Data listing

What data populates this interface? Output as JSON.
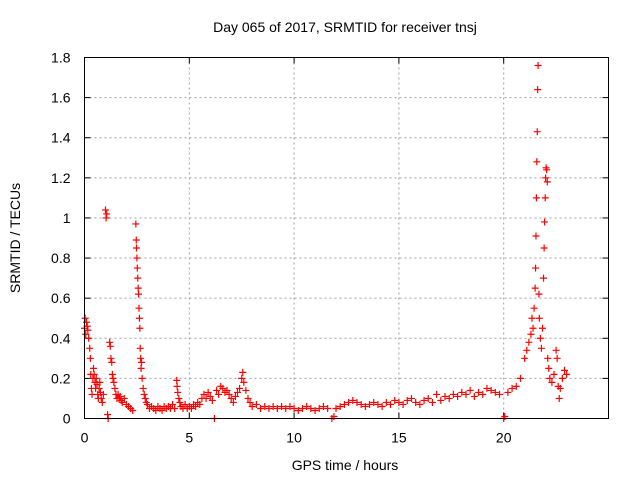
{
  "chart_data": {
    "type": "scatter",
    "title": "Day 065 of 2017, SRMTID for receiver tnsj",
    "xlabel": "GPS time / hours",
    "ylabel": "SRMTID / TECUs",
    "xlim": [
      0,
      25
    ],
    "ylim": [
      0,
      1.8
    ],
    "xticks": [
      0,
      5,
      10,
      15,
      20
    ],
    "xtick_labels": [
      "0",
      "5",
      "10",
      "15",
      "20"
    ],
    "yticks": [
      0,
      0.2,
      0.4,
      0.6,
      0.8,
      1.0,
      1.2,
      1.4,
      1.6,
      1.8
    ],
    "ytick_labels": [
      "0",
      "0.2",
      "0.4",
      "0.6",
      "0.8",
      "1",
      "1.2",
      "1.4",
      "1.6",
      "1.8"
    ],
    "grid": true,
    "marker": "+",
    "color": "#ff0000",
    "series": [
      {
        "name": "SRMTID",
        "points": [
          [
            0.0,
            0.45
          ],
          [
            0.03,
            0.5
          ],
          [
            0.06,
            0.42
          ],
          [
            0.1,
            0.48
          ],
          [
            0.13,
            0.46
          ],
          [
            0.16,
            0.44
          ],
          [
            0.2,
            0.4
          ],
          [
            0.25,
            0.35
          ],
          [
            0.28,
            0.3
          ],
          [
            0.3,
            0.22
          ],
          [
            0.33,
            0.15
          ],
          [
            0.36,
            0.12
          ],
          [
            0.4,
            0.2
          ],
          [
            0.43,
            0.25
          ],
          [
            0.46,
            0.22
          ],
          [
            0.5,
            0.18
          ],
          [
            0.53,
            0.15
          ],
          [
            0.56,
            0.2
          ],
          [
            0.6,
            0.17
          ],
          [
            0.63,
            0.12
          ],
          [
            0.66,
            0.1
          ],
          [
            0.7,
            0.15
          ],
          [
            0.73,
            0.18
          ],
          [
            0.76,
            0.13
          ],
          [
            0.8,
            0.1
          ],
          [
            0.85,
            0.08
          ],
          [
            0.9,
            0.12
          ],
          [
            1.0,
            1.04
          ],
          [
            1.03,
            1.0
          ],
          [
            1.06,
            1.02
          ],
          [
            1.1,
            0.02
          ],
          [
            1.13,
            0.0
          ],
          [
            1.2,
            0.38
          ],
          [
            1.23,
            0.36
          ],
          [
            1.26,
            0.3
          ],
          [
            1.3,
            0.28
          ],
          [
            1.33,
            0.22
          ],
          [
            1.36,
            0.2
          ],
          [
            1.4,
            0.18
          ],
          [
            1.45,
            0.15
          ],
          [
            1.5,
            0.12
          ],
          [
            1.55,
            0.1
          ],
          [
            1.6,
            0.12
          ],
          [
            1.65,
            0.1
          ],
          [
            1.7,
            0.11
          ],
          [
            1.75,
            0.09
          ],
          [
            1.8,
            0.08
          ],
          [
            1.9,
            0.1
          ],
          [
            2.0,
            0.07
          ],
          [
            2.1,
            0.06
          ],
          [
            2.2,
            0.05
          ],
          [
            2.3,
            0.04
          ],
          [
            2.45,
            0.97
          ],
          [
            2.47,
            0.89
          ],
          [
            2.48,
            0.85
          ],
          [
            2.5,
            0.8
          ],
          [
            2.52,
            0.75
          ],
          [
            2.54,
            0.7
          ],
          [
            2.56,
            0.65
          ],
          [
            2.58,
            0.62
          ],
          [
            2.6,
            0.55
          ],
          [
            2.62,
            0.5
          ],
          [
            2.64,
            0.45
          ],
          [
            2.66,
            0.35
          ],
          [
            2.68,
            0.3
          ],
          [
            2.7,
            0.25
          ],
          [
            2.72,
            0.28
          ],
          [
            2.75,
            0.2
          ],
          [
            2.8,
            0.15
          ],
          [
            2.85,
            0.12
          ],
          [
            2.9,
            0.1
          ],
          [
            2.95,
            0.08
          ],
          [
            3.0,
            0.07
          ],
          [
            3.1,
            0.05
          ],
          [
            3.2,
            0.06
          ],
          [
            3.3,
            0.05
          ],
          [
            3.4,
            0.04
          ],
          [
            3.5,
            0.06
          ],
          [
            3.6,
            0.05
          ],
          [
            3.7,
            0.04
          ],
          [
            3.8,
            0.06
          ],
          [
            3.9,
            0.05
          ],
          [
            4.0,
            0.06
          ],
          [
            4.1,
            0.05
          ],
          [
            4.2,
            0.07
          ],
          [
            4.3,
            0.05
          ],
          [
            4.4,
            0.19
          ],
          [
            4.42,
            0.16
          ],
          [
            4.45,
            0.13
          ],
          [
            4.5,
            0.1
          ],
          [
            4.55,
            0.08
          ],
          [
            4.6,
            0.06
          ],
          [
            4.7,
            0.05
          ],
          [
            4.8,
            0.07
          ],
          [
            4.9,
            0.05
          ],
          [
            5.0,
            0.06
          ],
          [
            5.1,
            0.05
          ],
          [
            5.2,
            0.07
          ],
          [
            5.3,
            0.06
          ],
          [
            5.4,
            0.08
          ],
          [
            5.5,
            0.07
          ],
          [
            5.6,
            0.1
          ],
          [
            5.7,
            0.12
          ],
          [
            5.8,
            0.1
          ],
          [
            5.9,
            0.13
          ],
          [
            6.0,
            0.11
          ],
          [
            6.1,
            0.09
          ],
          [
            6.2,
            0.0
          ],
          [
            6.3,
            0.14
          ],
          [
            6.4,
            0.12
          ],
          [
            6.5,
            0.16
          ],
          [
            6.6,
            0.15
          ],
          [
            6.7,
            0.13
          ],
          [
            6.8,
            0.14
          ],
          [
            6.9,
            0.12
          ],
          [
            7.0,
            0.1
          ],
          [
            7.1,
            0.08
          ],
          [
            7.2,
            0.11
          ],
          [
            7.3,
            0.13
          ],
          [
            7.4,
            0.15
          ],
          [
            7.5,
            0.2
          ],
          [
            7.55,
            0.23
          ],
          [
            7.6,
            0.18
          ],
          [
            7.7,
            0.14
          ],
          [
            7.8,
            0.1
          ],
          [
            7.9,
            0.08
          ],
          [
            8.0,
            0.06
          ],
          [
            8.2,
            0.07
          ],
          [
            8.4,
            0.05
          ],
          [
            8.6,
            0.06
          ],
          [
            8.8,
            0.05
          ],
          [
            9.0,
            0.06
          ],
          [
            9.2,
            0.05
          ],
          [
            9.4,
            0.06
          ],
          [
            9.6,
            0.05
          ],
          [
            9.8,
            0.06
          ],
          [
            10.0,
            0.05
          ],
          [
            10.2,
            0.04
          ],
          [
            10.4,
            0.05
          ],
          [
            10.6,
            0.06
          ],
          [
            10.8,
            0.05
          ],
          [
            11.0,
            0.04
          ],
          [
            11.2,
            0.05
          ],
          [
            11.4,
            0.06
          ],
          [
            11.6,
            0.05
          ],
          [
            11.8,
            0.0
          ],
          [
            11.9,
            0.01
          ],
          [
            12.0,
            0.05
          ],
          [
            12.2,
            0.06
          ],
          [
            12.4,
            0.07
          ],
          [
            12.6,
            0.08
          ],
          [
            12.8,
            0.09
          ],
          [
            13.0,
            0.08
          ],
          [
            13.2,
            0.07
          ],
          [
            13.4,
            0.06
          ],
          [
            13.6,
            0.07
          ],
          [
            13.8,
            0.08
          ],
          [
            14.0,
            0.07
          ],
          [
            14.2,
            0.06
          ],
          [
            14.4,
            0.08
          ],
          [
            14.6,
            0.07
          ],
          [
            14.8,
            0.09
          ],
          [
            15.0,
            0.08
          ],
          [
            15.2,
            0.07
          ],
          [
            15.4,
            0.09
          ],
          [
            15.6,
            0.1
          ],
          [
            15.8,
            0.08
          ],
          [
            16.0,
            0.07
          ],
          [
            16.2,
            0.09
          ],
          [
            16.4,
            0.1
          ],
          [
            16.6,
            0.08
          ],
          [
            16.8,
            0.12
          ],
          [
            17.0,
            0.09
          ],
          [
            17.2,
            0.11
          ],
          [
            17.4,
            0.1
          ],
          [
            17.6,
            0.12
          ],
          [
            17.8,
            0.11
          ],
          [
            18.0,
            0.13
          ],
          [
            18.2,
            0.12
          ],
          [
            18.4,
            0.14
          ],
          [
            18.6,
            0.11
          ],
          [
            18.8,
            0.13
          ],
          [
            19.0,
            0.12
          ],
          [
            19.2,
            0.15
          ],
          [
            19.4,
            0.14
          ],
          [
            19.6,
            0.13
          ],
          [
            19.8,
            0.12
          ],
          [
            20.0,
            0.0
          ],
          [
            20.05,
            0.01
          ],
          [
            20.2,
            0.13
          ],
          [
            20.4,
            0.15
          ],
          [
            20.6,
            0.16
          ],
          [
            20.8,
            0.2
          ],
          [
            21.0,
            0.3
          ],
          [
            21.1,
            0.34
          ],
          [
            21.2,
            0.38
          ],
          [
            21.3,
            0.42
          ],
          [
            21.35,
            0.5
          ],
          [
            21.4,
            0.45
          ],
          [
            21.45,
            0.55
          ],
          [
            21.5,
            0.65
          ],
          [
            21.52,
            0.75
          ],
          [
            21.54,
            0.91
          ],
          [
            21.56,
            1.1
          ],
          [
            21.58,
            1.28
          ],
          [
            21.6,
            1.43
          ],
          [
            21.62,
            1.64
          ],
          [
            21.64,
            1.76
          ],
          [
            21.68,
            0.62
          ],
          [
            21.7,
            0.5
          ],
          [
            21.75,
            0.4
          ],
          [
            21.8,
            0.35
          ],
          [
            21.85,
            0.45
          ],
          [
            21.9,
            0.7
          ],
          [
            21.93,
            0.85
          ],
          [
            21.95,
            0.98
          ],
          [
            21.98,
            1.1
          ],
          [
            22.0,
            1.2
          ],
          [
            22.02,
            1.25
          ],
          [
            22.05,
            1.24
          ],
          [
            22.08,
            1.18
          ],
          [
            22.1,
            0.3
          ],
          [
            22.15,
            0.25
          ],
          [
            22.2,
            0.2
          ],
          [
            22.3,
            0.18
          ],
          [
            22.4,
            0.22
          ],
          [
            22.5,
            0.34
          ],
          [
            22.55,
            0.3
          ],
          [
            22.6,
            0.16
          ],
          [
            22.65,
            0.1
          ],
          [
            22.7,
            0.15
          ],
          [
            22.8,
            0.2
          ],
          [
            22.9,
            0.24
          ],
          [
            23.0,
            0.22
          ]
        ]
      }
    ]
  }
}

Exercise aim ▸
Among the entries, how many lines include the word "SRMTID"? Answer with a single number and nothing further.

Task output ▸
3